● **EXERCISE TASK**
List every line in this data where the string "control" occurs.

● **RECORD SET**
- - - - - - -
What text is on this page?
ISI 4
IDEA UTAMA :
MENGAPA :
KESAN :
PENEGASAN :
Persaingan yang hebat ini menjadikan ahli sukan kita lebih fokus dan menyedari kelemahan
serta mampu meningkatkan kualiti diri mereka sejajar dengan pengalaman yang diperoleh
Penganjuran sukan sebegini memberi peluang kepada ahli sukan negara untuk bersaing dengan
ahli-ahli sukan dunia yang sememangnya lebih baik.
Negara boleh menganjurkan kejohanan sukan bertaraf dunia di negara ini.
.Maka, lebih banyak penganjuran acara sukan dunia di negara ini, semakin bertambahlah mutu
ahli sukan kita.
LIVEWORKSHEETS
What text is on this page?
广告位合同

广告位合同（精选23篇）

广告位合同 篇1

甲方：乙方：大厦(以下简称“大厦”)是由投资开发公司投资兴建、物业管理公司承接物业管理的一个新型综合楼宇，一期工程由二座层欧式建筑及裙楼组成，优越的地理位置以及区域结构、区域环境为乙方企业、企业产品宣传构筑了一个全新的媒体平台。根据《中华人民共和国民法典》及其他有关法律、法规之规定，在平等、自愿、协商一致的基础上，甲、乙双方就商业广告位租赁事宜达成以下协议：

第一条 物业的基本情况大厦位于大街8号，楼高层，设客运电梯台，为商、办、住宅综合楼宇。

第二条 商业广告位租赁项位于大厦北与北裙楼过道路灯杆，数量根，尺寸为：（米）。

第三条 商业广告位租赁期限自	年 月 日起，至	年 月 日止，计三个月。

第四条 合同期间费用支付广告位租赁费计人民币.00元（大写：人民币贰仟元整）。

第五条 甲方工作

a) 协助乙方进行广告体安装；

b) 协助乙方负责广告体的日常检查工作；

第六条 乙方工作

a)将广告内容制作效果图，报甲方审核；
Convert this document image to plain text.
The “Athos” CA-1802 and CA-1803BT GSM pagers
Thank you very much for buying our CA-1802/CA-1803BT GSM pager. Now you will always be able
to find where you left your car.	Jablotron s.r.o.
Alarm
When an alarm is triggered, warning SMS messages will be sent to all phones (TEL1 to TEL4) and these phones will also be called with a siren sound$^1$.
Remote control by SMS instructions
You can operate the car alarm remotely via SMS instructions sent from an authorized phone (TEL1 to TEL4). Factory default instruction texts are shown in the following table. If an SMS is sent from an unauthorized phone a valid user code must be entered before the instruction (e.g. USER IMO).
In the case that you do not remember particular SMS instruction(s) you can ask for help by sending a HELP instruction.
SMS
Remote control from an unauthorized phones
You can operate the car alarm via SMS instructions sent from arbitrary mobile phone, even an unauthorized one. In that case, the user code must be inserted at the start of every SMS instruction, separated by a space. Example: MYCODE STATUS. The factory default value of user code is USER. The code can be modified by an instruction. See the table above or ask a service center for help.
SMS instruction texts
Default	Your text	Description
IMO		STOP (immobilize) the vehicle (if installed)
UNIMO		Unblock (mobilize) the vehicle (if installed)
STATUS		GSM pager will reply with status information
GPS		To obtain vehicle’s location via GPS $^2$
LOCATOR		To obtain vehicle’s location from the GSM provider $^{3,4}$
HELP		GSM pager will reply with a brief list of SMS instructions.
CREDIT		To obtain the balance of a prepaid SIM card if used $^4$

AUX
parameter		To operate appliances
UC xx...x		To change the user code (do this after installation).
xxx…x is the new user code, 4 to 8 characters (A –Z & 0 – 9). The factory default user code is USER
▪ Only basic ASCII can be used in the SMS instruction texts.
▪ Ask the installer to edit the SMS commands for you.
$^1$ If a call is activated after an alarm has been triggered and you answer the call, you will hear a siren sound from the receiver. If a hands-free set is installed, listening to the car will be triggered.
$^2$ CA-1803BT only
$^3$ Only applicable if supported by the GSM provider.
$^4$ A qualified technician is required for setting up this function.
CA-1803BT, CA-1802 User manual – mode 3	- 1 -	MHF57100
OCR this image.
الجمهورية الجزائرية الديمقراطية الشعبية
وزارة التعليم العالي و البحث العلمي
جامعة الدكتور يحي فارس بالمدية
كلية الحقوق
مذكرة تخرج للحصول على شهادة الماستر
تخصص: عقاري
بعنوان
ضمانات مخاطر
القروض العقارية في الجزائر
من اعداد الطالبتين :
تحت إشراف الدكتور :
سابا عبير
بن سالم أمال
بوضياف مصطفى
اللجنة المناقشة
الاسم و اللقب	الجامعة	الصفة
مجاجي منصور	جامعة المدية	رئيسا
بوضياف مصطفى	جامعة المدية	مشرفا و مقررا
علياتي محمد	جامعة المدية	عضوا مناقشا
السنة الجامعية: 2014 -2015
- - - - - - -
● **EXERCISE RESPONSE**
Remote control by SMS instructions
Remote control from an unauthorized phones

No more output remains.